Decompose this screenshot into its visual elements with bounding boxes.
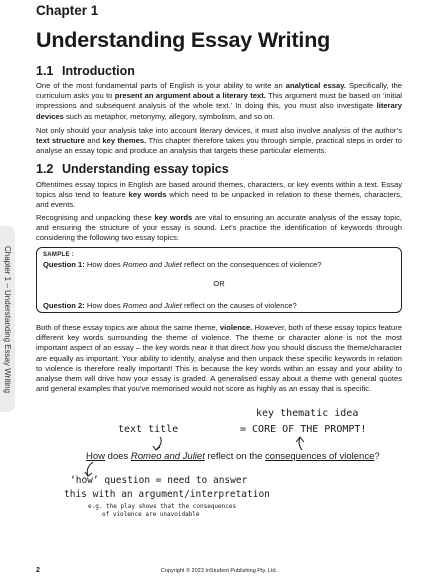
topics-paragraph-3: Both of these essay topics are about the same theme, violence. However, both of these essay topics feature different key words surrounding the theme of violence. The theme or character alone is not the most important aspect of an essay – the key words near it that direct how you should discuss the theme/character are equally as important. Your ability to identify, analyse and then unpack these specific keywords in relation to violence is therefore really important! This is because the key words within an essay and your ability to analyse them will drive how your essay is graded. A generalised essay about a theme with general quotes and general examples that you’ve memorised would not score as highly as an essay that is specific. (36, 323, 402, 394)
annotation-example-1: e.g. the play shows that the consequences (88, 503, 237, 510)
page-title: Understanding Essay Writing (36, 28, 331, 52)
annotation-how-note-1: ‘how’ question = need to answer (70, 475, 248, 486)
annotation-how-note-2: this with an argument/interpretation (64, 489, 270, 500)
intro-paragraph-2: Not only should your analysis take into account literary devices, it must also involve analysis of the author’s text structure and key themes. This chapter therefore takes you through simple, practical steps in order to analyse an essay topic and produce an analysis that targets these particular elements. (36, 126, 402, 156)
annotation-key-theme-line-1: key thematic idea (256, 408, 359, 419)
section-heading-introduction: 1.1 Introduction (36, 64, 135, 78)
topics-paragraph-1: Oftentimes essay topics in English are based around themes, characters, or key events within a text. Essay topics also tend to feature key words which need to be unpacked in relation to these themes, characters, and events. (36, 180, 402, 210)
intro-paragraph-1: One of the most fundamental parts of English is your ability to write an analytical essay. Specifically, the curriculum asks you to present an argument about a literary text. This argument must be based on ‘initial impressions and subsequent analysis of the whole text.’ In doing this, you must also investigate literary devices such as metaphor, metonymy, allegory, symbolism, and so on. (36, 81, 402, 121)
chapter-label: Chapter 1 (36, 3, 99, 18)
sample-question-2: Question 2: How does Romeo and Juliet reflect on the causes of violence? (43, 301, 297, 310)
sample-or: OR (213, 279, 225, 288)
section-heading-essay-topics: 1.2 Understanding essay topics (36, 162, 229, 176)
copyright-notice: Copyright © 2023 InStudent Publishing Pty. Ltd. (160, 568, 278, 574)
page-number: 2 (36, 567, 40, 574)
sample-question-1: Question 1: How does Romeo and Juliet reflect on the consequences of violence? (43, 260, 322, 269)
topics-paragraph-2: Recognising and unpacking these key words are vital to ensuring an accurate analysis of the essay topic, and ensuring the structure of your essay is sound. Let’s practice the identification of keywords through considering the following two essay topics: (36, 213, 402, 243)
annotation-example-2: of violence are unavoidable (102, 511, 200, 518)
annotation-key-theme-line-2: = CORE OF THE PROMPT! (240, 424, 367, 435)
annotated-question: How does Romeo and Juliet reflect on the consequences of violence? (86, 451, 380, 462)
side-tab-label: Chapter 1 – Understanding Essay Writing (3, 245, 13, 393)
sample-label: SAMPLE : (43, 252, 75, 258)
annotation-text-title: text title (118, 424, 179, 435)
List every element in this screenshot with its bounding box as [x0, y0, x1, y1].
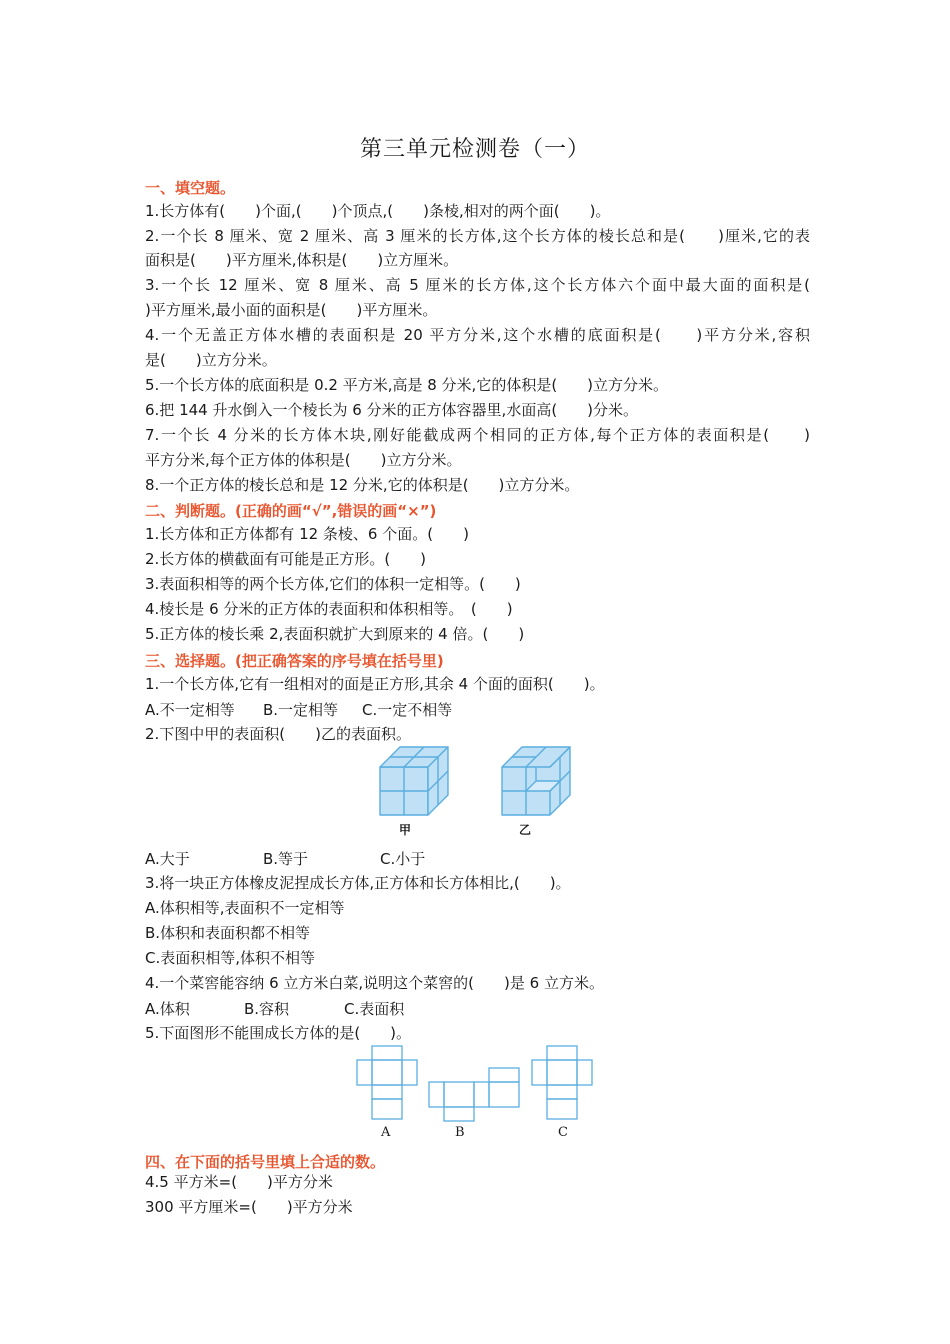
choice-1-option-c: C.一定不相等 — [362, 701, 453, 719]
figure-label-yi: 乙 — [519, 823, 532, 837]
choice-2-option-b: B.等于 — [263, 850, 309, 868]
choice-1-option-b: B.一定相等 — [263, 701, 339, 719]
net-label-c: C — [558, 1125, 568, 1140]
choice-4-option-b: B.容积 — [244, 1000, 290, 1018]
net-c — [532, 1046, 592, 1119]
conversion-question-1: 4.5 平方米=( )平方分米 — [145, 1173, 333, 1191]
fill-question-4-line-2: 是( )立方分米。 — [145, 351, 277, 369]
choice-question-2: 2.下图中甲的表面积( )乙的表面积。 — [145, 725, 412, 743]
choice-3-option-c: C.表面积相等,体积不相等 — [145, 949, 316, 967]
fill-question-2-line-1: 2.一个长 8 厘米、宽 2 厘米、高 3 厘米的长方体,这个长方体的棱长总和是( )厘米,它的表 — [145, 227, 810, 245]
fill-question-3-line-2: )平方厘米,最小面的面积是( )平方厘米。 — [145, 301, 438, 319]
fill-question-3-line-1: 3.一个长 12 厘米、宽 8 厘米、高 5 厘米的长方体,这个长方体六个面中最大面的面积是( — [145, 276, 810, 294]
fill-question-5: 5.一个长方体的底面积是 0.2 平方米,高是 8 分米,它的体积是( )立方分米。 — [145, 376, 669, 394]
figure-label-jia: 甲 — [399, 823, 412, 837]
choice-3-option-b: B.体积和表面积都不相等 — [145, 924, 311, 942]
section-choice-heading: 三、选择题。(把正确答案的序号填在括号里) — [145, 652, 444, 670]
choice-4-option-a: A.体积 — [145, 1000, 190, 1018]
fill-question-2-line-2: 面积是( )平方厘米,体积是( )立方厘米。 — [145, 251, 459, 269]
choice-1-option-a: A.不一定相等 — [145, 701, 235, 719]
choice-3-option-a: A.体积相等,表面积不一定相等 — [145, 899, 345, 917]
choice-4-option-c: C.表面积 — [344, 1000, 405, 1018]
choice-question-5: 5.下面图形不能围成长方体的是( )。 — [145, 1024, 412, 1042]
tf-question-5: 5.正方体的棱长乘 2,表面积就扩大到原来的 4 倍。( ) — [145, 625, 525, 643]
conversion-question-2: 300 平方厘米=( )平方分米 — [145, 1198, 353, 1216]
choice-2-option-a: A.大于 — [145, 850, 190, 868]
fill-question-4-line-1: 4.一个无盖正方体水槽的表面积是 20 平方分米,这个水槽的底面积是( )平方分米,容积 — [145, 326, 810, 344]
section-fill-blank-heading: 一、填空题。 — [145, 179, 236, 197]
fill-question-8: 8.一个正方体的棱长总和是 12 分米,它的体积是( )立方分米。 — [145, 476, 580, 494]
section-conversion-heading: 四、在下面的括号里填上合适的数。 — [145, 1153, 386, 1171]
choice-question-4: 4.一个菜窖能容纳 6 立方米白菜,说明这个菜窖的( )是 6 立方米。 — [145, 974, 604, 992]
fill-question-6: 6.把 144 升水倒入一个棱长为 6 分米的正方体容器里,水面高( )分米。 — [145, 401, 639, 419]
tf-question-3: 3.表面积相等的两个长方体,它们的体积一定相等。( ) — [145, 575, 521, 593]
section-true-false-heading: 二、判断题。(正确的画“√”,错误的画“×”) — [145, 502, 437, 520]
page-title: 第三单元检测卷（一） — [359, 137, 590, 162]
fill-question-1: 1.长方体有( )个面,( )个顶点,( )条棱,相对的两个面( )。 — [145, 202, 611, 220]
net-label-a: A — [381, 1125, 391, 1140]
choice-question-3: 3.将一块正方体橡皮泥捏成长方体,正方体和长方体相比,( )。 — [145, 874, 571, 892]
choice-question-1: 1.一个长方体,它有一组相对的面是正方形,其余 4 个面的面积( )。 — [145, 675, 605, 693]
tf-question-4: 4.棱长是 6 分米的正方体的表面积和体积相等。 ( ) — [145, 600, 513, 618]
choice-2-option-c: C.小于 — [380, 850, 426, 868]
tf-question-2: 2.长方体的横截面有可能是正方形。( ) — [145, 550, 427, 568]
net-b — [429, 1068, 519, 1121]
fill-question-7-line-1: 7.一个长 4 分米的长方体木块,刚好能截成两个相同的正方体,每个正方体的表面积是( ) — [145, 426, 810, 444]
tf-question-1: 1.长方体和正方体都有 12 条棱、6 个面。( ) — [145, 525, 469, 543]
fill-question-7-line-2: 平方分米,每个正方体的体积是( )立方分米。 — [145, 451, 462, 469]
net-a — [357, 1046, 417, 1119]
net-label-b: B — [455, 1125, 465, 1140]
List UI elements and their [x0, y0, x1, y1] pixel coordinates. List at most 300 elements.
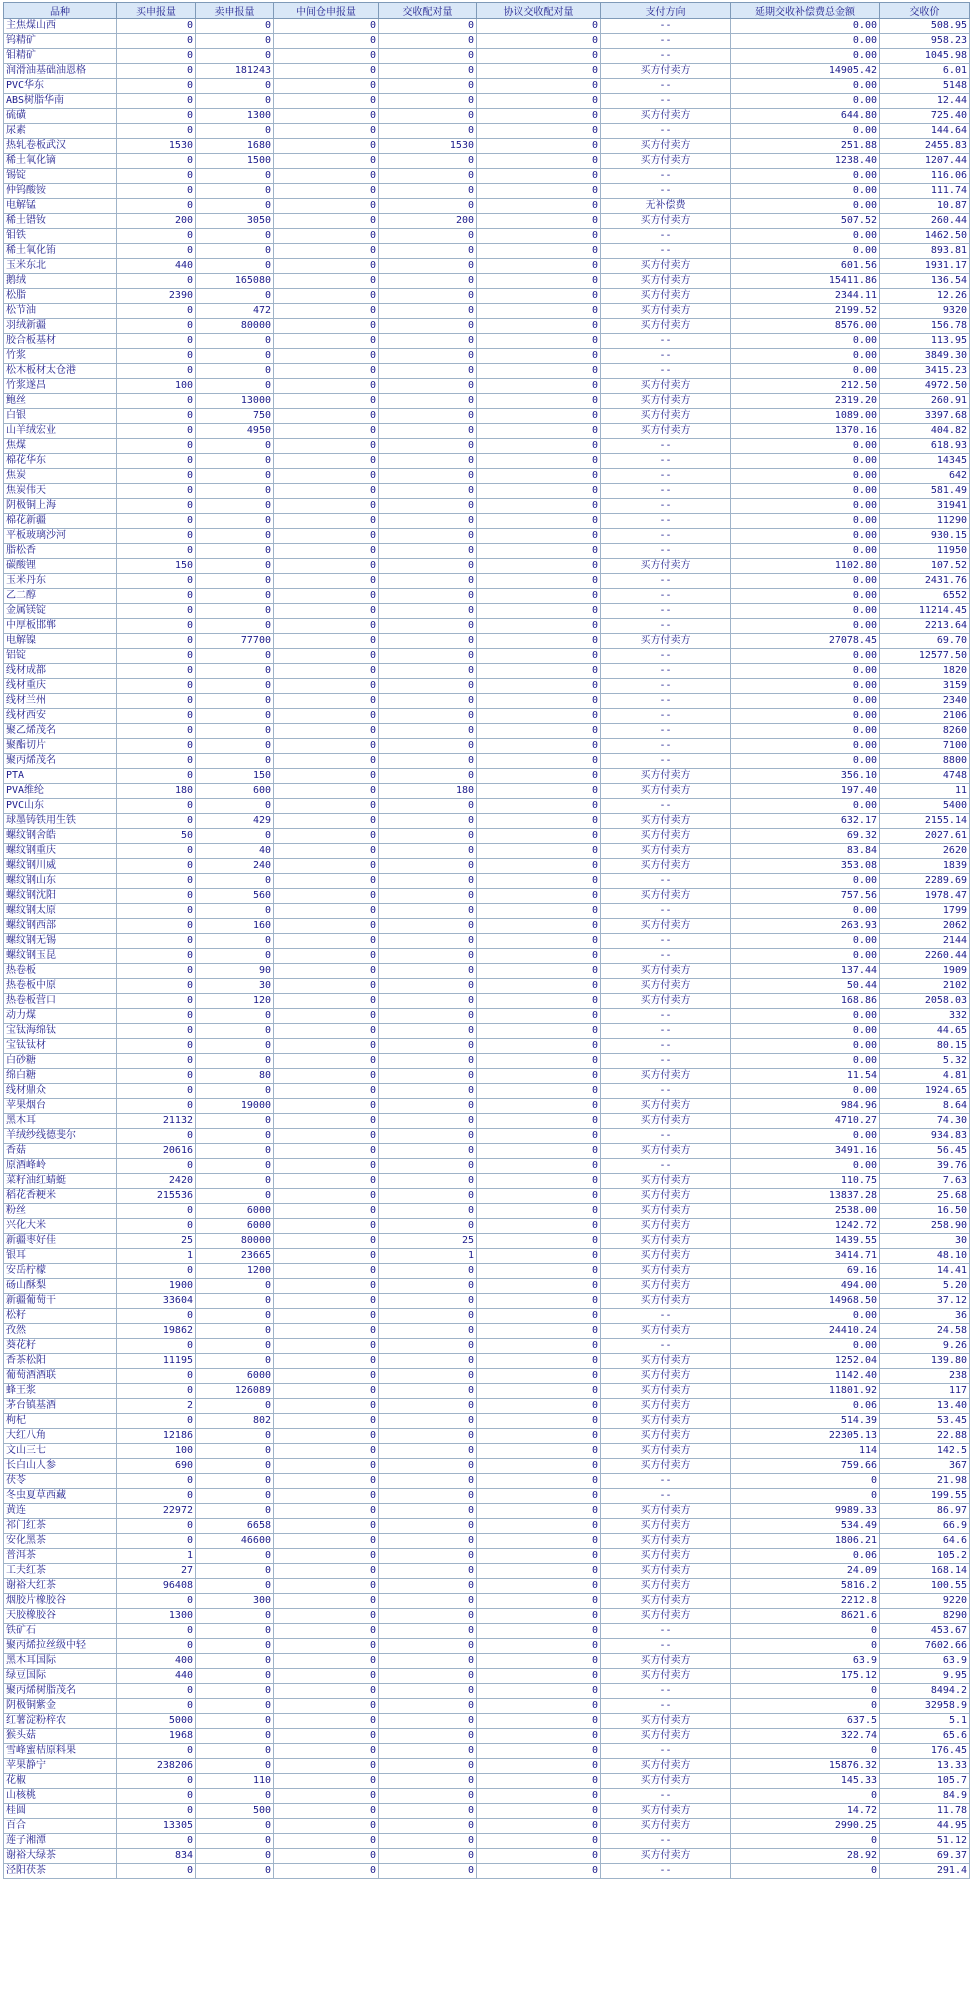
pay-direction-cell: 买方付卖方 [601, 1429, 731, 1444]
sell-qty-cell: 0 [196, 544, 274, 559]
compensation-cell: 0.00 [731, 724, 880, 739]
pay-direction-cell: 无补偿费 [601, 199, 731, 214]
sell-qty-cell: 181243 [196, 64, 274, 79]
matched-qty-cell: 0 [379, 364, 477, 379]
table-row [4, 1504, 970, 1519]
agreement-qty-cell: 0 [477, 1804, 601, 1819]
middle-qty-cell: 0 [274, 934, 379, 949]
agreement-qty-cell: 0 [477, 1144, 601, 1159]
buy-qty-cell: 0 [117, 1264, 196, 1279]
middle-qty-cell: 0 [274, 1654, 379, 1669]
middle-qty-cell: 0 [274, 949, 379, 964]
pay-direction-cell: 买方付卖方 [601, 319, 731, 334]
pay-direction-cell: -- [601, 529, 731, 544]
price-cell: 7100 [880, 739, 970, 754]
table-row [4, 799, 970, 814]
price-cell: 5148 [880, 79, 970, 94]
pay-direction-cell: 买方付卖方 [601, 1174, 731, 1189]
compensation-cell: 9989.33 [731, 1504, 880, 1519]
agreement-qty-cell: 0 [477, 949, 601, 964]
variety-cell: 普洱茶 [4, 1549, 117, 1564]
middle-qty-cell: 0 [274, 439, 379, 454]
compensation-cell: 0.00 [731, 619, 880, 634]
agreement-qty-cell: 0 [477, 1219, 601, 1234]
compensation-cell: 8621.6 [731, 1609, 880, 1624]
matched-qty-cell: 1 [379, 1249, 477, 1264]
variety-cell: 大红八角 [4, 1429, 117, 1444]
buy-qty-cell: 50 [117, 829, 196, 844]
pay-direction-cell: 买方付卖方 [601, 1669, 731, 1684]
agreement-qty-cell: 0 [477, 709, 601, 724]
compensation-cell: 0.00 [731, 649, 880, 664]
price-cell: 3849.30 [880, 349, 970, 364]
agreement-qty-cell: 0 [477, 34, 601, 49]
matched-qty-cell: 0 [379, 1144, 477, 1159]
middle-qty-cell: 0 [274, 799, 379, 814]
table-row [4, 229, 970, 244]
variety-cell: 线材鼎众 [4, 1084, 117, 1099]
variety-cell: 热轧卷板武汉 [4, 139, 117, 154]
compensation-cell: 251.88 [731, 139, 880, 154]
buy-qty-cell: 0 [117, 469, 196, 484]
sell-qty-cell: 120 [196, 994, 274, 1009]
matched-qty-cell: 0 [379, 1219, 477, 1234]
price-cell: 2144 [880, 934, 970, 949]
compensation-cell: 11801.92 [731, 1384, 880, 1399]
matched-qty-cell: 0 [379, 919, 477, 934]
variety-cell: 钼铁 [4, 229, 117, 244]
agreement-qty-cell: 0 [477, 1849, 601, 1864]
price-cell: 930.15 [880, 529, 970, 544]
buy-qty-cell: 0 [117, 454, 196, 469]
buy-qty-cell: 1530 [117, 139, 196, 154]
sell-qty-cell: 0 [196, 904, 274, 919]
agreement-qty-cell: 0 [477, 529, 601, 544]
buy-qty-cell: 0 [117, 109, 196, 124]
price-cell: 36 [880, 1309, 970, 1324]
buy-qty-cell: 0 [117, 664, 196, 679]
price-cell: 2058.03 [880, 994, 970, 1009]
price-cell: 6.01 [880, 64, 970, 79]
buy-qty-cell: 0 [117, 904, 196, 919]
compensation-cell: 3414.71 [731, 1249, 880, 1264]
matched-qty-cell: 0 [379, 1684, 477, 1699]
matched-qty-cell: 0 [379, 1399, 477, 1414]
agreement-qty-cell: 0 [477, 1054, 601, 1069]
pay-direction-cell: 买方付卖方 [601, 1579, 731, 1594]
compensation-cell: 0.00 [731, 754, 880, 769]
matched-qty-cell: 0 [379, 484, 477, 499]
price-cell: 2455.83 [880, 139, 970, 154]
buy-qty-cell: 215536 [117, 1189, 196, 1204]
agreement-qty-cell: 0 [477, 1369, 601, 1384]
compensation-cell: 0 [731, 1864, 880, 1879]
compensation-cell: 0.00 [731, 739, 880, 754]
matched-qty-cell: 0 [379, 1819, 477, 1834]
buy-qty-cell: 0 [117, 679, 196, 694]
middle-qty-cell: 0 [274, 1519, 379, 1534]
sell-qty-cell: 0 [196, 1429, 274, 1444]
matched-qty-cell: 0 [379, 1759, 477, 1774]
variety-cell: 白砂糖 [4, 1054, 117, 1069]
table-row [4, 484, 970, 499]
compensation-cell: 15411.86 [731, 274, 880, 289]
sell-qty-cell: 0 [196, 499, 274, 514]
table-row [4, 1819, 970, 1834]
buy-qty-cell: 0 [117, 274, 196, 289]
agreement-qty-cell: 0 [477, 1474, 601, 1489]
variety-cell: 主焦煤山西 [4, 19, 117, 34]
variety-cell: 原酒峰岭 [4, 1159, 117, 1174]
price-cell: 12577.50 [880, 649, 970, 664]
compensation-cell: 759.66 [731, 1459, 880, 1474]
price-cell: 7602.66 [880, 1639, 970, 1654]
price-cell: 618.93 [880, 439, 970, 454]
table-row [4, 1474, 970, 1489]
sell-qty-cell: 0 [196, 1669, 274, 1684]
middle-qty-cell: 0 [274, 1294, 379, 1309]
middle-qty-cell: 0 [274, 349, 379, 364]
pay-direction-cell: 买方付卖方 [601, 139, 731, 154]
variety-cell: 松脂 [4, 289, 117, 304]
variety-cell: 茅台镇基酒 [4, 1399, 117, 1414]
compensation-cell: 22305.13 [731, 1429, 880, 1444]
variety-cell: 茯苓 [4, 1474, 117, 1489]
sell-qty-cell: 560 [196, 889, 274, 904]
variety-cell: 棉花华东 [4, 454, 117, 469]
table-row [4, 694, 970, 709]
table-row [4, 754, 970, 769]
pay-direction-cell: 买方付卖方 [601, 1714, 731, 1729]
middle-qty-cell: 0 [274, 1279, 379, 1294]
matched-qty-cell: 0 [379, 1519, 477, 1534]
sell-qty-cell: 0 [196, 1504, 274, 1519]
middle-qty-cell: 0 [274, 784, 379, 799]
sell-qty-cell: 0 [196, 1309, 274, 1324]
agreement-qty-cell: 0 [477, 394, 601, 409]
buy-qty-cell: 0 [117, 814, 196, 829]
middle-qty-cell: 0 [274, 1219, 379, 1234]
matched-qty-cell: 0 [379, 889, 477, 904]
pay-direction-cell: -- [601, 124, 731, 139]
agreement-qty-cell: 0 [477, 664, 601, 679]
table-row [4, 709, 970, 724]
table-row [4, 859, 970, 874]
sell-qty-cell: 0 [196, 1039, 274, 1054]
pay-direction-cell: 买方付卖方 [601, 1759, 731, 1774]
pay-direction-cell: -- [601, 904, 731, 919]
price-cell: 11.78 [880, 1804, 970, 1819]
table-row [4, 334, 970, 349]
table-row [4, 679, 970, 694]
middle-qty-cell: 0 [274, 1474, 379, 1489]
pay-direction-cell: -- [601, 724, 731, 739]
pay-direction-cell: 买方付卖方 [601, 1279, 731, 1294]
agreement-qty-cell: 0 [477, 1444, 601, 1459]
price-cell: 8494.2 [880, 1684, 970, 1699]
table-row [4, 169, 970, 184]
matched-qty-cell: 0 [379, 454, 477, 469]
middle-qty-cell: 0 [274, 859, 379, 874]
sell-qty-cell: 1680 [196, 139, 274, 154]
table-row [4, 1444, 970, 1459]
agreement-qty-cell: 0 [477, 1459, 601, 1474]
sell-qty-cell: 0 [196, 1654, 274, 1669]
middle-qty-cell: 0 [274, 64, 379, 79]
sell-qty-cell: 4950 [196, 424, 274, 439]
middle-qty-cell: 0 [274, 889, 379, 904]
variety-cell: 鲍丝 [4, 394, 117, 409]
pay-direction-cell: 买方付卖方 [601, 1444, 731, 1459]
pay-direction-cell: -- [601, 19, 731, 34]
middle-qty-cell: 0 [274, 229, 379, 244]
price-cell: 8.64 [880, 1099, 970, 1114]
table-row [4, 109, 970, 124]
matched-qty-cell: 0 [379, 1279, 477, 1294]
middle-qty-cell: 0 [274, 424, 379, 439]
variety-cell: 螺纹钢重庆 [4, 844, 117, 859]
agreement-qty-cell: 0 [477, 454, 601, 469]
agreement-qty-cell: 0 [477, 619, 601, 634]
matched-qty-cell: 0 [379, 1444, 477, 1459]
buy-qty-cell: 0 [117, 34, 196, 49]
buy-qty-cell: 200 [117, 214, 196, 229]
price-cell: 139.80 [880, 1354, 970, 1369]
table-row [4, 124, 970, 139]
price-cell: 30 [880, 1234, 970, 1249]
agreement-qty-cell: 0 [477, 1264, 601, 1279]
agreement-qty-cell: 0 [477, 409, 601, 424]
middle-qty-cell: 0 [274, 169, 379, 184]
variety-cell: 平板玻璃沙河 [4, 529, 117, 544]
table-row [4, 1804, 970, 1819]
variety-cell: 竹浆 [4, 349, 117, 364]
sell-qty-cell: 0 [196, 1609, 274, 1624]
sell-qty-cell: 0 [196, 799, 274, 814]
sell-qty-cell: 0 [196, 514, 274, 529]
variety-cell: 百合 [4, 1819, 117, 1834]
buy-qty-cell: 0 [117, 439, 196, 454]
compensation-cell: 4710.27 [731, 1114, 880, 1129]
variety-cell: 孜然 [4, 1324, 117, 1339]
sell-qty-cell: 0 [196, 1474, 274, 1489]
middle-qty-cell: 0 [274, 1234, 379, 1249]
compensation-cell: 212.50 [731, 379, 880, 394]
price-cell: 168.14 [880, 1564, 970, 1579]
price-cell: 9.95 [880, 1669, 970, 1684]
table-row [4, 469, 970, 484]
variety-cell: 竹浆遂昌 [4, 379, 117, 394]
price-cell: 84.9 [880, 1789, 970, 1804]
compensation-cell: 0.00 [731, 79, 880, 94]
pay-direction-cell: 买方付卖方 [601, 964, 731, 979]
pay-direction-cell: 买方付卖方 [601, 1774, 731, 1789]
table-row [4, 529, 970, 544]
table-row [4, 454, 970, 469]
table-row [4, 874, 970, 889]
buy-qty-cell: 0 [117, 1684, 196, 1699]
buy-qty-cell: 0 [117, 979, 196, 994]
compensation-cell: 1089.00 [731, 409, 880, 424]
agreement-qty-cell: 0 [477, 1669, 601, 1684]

■ OBJECTIVE ■
Report every line of the material that contains the string "平方分米", treating uppercase and lowercase as different.

■ EXERCISE SOLUTION ■
conversion-question-1: 4.5 平方米=( )平方分米 — [145, 1173, 333, 1191]
conversion-question-2: 300 平方厘米=( )平方分米 — [145, 1198, 353, 1216]
fill-question-4-line-1: 4.一个无盖正方体水槽的表面积是 20 平方分米,这个水槽的底面积是( )平方分米,容积 — [145, 326, 810, 344]
fill-question-7-line-2: 平方分米,每个正方体的体积是( )立方分米。 — [145, 451, 462, 469]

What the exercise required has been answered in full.